Dataset items
• • • • •

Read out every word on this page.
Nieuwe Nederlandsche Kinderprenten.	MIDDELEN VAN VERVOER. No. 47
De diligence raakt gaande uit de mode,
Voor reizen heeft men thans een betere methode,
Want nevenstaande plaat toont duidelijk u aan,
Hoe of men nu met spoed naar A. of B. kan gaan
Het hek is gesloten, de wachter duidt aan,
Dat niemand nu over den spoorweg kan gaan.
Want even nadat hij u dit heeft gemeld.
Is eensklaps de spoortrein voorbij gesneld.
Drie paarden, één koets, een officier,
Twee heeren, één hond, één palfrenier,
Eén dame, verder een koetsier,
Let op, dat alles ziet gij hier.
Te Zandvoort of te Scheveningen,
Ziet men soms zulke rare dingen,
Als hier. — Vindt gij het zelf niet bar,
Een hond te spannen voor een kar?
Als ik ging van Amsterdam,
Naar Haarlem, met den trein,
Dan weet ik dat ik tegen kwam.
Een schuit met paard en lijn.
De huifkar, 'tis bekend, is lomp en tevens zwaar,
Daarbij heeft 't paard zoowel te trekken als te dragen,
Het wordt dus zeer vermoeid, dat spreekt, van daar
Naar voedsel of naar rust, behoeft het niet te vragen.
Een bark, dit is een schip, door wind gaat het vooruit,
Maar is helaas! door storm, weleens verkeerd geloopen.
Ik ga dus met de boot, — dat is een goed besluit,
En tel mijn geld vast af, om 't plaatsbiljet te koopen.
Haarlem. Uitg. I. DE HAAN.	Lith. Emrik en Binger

• • • • •

■ **TASK REQUIREMENTS**
List the lines that contain the word "hond".

■ **FINISHED TASK**
Twee heeren, één hond, één palfrenier,
Een hond te spannen voor een kar?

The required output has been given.